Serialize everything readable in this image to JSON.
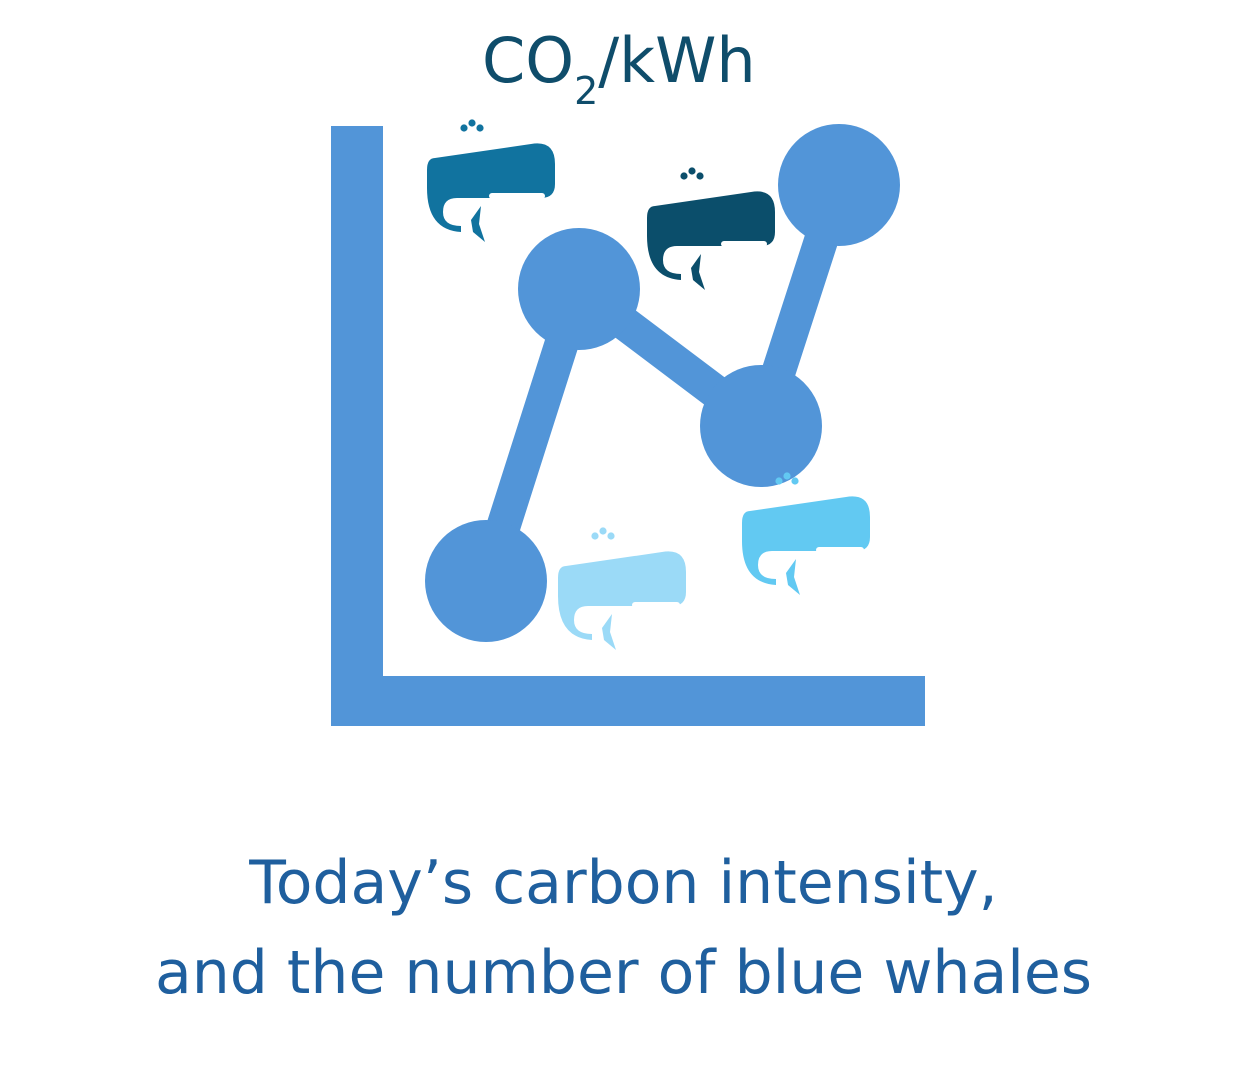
{
  "unit": {
    "prefix": "CO",
    "subscript": "2",
    "suffix": "/kWh"
  },
  "caption": {
    "line1": "Today’s carbon intensity,",
    "line2": "and the number of blue whales"
  },
  "colors": {
    "axis": "#5295d8",
    "line": "#5295d8",
    "dots": "#5295d8",
    "whale_1": "#11739f",
    "whale_2": "#0b4e6b",
    "whale_3": "#9bdaf7",
    "whale_4": "#62c9f2",
    "text_dark": "#0f4d6b",
    "text_caption": "#1f5f9e"
  },
  "icons": [
    "line-chart-icon",
    "whale-icon"
  ]
}
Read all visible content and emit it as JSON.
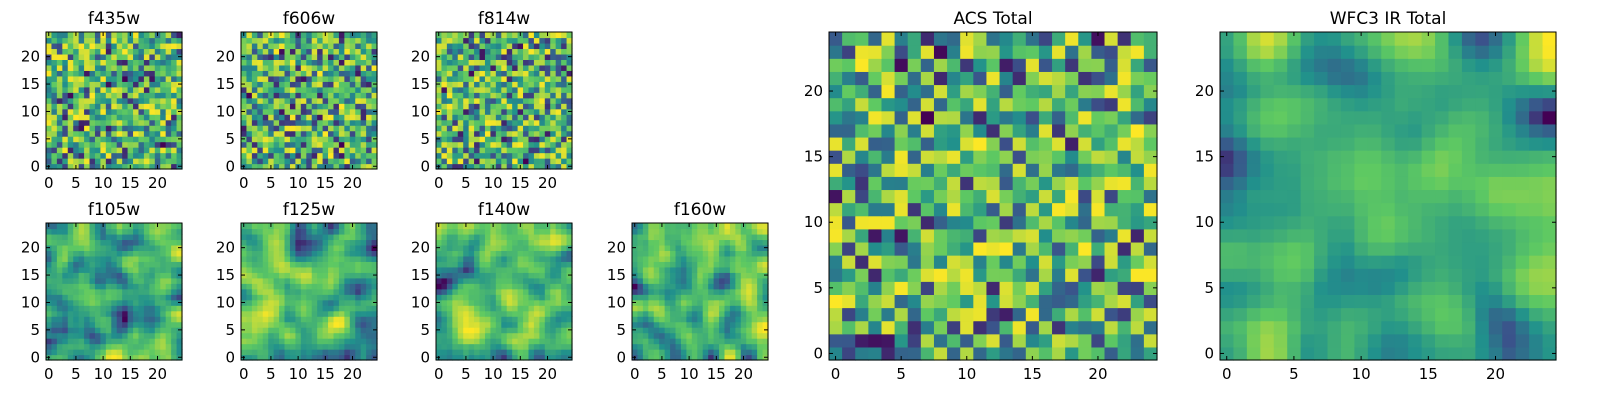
{
  "figure": {
    "colormap": "viridis",
    "colormap_stops": [
      "#440154",
      "#3b528b",
      "#21918c",
      "#5ec962",
      "#fde725"
    ],
    "background": "#ffffff"
  },
  "chart_data": [
    {
      "type": "heatmap",
      "title": "f435w",
      "grid_size": 25,
      "xticks": [
        0,
        5,
        10,
        15,
        20
      ],
      "yticks": [
        0,
        5,
        10,
        15,
        20
      ],
      "xlim": [
        -0.5,
        24.5
      ],
      "ylim": [
        -0.5,
        24.5
      ],
      "smoothness": 0,
      "seed": 11
    },
    {
      "type": "heatmap",
      "title": "f606w",
      "grid_size": 25,
      "xticks": [
        0,
        5,
        10,
        15,
        20
      ],
      "yticks": [
        0,
        5,
        10,
        15,
        20
      ],
      "xlim": [
        -0.5,
        24.5
      ],
      "ylim": [
        -0.5,
        24.5
      ],
      "smoothness": 0,
      "seed": 23
    },
    {
      "type": "heatmap",
      "title": "f814w",
      "grid_size": 25,
      "xticks": [
        0,
        5,
        10,
        15,
        20
      ],
      "yticks": [
        0,
        5,
        10,
        15,
        20
      ],
      "xlim": [
        -0.5,
        24.5
      ],
      "ylim": [
        -0.5,
        24.5
      ],
      "smoothness": 0,
      "seed": 37
    },
    {
      "type": "heatmap",
      "title": "f105w",
      "grid_size": 25,
      "xticks": [
        0,
        5,
        10,
        15,
        20
      ],
      "yticks": [
        0,
        5,
        10,
        15,
        20
      ],
      "xlim": [
        -0.5,
        24.5
      ],
      "ylim": [
        -0.5,
        24.5
      ],
      "smoothness": 2,
      "seed": 41
    },
    {
      "type": "heatmap",
      "title": "f125w",
      "grid_size": 25,
      "xticks": [
        0,
        5,
        10,
        15,
        20
      ],
      "yticks": [
        0,
        5,
        10,
        15,
        20
      ],
      "xlim": [
        -0.5,
        24.5
      ],
      "ylim": [
        -0.5,
        24.5
      ],
      "smoothness": 2,
      "seed": 53
    },
    {
      "type": "heatmap",
      "title": "f140w",
      "grid_size": 25,
      "xticks": [
        0,
        5,
        10,
        15,
        20
      ],
      "yticks": [
        0,
        5,
        10,
        15,
        20
      ],
      "xlim": [
        -0.5,
        24.5
      ],
      "ylim": [
        -0.5,
        24.5
      ],
      "smoothness": 2,
      "seed": 67
    },
    {
      "type": "heatmap",
      "title": "f160w",
      "grid_size": 25,
      "xticks": [
        0,
        5,
        10,
        15,
        20
      ],
      "yticks": [
        0,
        5,
        10,
        15,
        20
      ],
      "xlim": [
        -0.5,
        24.5
      ],
      "ylim": [
        -0.5,
        24.5
      ],
      "smoothness": 2,
      "seed": 79
    },
    {
      "type": "heatmap",
      "title": "ACS Total",
      "grid_size": 25,
      "xticks": [
        0,
        5,
        10,
        15,
        20
      ],
      "yticks": [
        0,
        5,
        10,
        15,
        20
      ],
      "xlim": [
        -0.5,
        24.5
      ],
      "ylim": [
        -0.5,
        24.5
      ],
      "smoothness": 0,
      "seed": 97
    },
    {
      "type": "heatmap",
      "title": "WFC3 IR Total",
      "grid_size": 25,
      "xticks": [
        0,
        5,
        10,
        15,
        20
      ],
      "yticks": [
        0,
        5,
        10,
        15,
        20
      ],
      "xlim": [
        -0.5,
        24.5
      ],
      "ylim": [
        -0.5,
        24.5
      ],
      "smoothness": 3,
      "seed": 113
    }
  ]
}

────────

◆ Your instructions:
Write the entries above out again exactly, but not the pictures.

◆ Response to this task:
Serialize everything readable in this image to JSON.
{
  "unit": {
    "prefix": "CO",
    "subscript": "2",
    "suffix": "/kWh"
  },
  "caption": {
    "line1": "Today’s carbon intensity,",
    "line2": "and the number of blue whales"
  },
  "colors": {
    "axis": "#5295d8",
    "line": "#5295d8",
    "dots": "#5295d8",
    "whale_1": "#11739f",
    "whale_2": "#0b4e6b",
    "whale_3": "#9bdaf7",
    "whale_4": "#62c9f2",
    "text_dark": "#0f4d6b",
    "text_caption": "#1f5f9e"
  },
  "icons": [
    "line-chart-icon",
    "whale-icon"
  ]
}
Read all visible content and emit it as JSON.
{
  "figure": {
    "colormap": "viridis",
    "colormap_stops": [
      "#440154",
      "#3b528b",
      "#21918c",
      "#5ec962",
      "#fde725"
    ],
    "background": "#ffffff"
  },
  "chart_data": [
    {
      "type": "heatmap",
      "title": "f435w",
      "grid_size": 25,
      "xticks": [
        0,
        5,
        10,
        15,
        20
      ],
      "yticks": [
        0,
        5,
        10,
        15,
        20
      ],
      "xlim": [
        -0.5,
        24.5
      ],
      "ylim": [
        -0.5,
        24.5
      ],
      "smoothness": 0,
      "seed": 11
    },
    {
      "type": "heatmap",
      "title": "f606w",
      "grid_size": 25,
      "xticks": [
        0,
        5,
        10,
        15,
        20
      ],
      "yticks": [
        0,
        5,
        10,
        15,
        20
      ],
      "xlim": [
        -0.5,
        24.5
      ],
      "ylim": [
        -0.5,
        24.5
      ],
      "smoothness": 0,
      "seed": 23
    },
    {
      "type": "heatmap",
      "title": "f814w",
      "grid_size": 25,
      "xticks": [
        0,
        5,
        10,
        15,
        20
      ],
      "yticks": [
        0,
        5,
        10,
        15,
        20
      ],
      "xlim": [
        -0.5,
        24.5
      ],
      "ylim": [
        -0.5,
        24.5
      ],
      "smoothness": 0,
      "seed": 37
    },
    {
      "type": "heatmap",
      "title": "f105w",
      "grid_size": 25,
      "xticks": [
        0,
        5,
        10,
        15,
        20
      ],
      "yticks": [
        0,
        5,
        10,
        15,
        20
      ],
      "xlim": [
        -0.5,
        24.5
      ],
      "ylim": [
        -0.5,
        24.5
      ],
      "smoothness": 2,
      "seed": 41
    },
    {
      "type": "heatmap",
      "title": "f125w",
      "grid_size": 25,
      "xticks": [
        0,
        5,
        10,
        15,
        20
      ],
      "yticks": [
        0,
        5,
        10,
        15,
        20
      ],
      "xlim": [
        -0.5,
        24.5
      ],
      "ylim": [
        -0.5,
        24.5
      ],
      "smoothness": 2,
      "seed": 53
    },
    {
      "type": "heatmap",
      "title": "f140w",
      "grid_size": 25,
      "xticks": [
        0,
        5,
        10,
        15,
        20
      ],
      "yticks": [
        0,
        5,
        10,
        15,
        20
      ],
      "xlim": [
        -0.5,
        24.5
      ],
      "ylim": [
        -0.5,
        24.5
      ],
      "smoothness": 2,
      "seed": 67
    },
    {
      "type": "heatmap",
      "title": "f160w",
      "grid_size": 25,
      "xticks": [
        0,
        5,
        10,
        15,
        20
      ],
      "yticks": [
        0,
        5,
        10,
        15,
        20
      ],
      "xlim": [
        -0.5,
        24.5
      ],
      "ylim": [
        -0.5,
        24.5
      ],
      "smoothness": 2,
      "seed": 79
    },
    {
      "type": "heatmap",
      "title": "ACS Total",
      "grid_size": 25,
      "xticks": [
        0,
        5,
        10,
        15,
        20
      ],
      "yticks": [
        0,
        5,
        10,
        15,
        20
      ],
      "xlim": [
        -0.5,
        24.5
      ],
      "ylim": [
        -0.5,
        24.5
      ],
      "smoothness": 0,
      "seed": 97
    },
    {
      "type": "heatmap",
      "title": "WFC3 IR Total",
      "grid_size": 25,
      "xticks": [
        0,
        5,
        10,
        15,
        20
      ],
      "yticks": [
        0,
        5,
        10,
        15,
        20
      ],
      "xlim": [
        -0.5,
        24.5
      ],
      "ylim": [
        -0.5,
        24.5
      ],
      "smoothness": 3,
      "seed": 113
    }
  ]
}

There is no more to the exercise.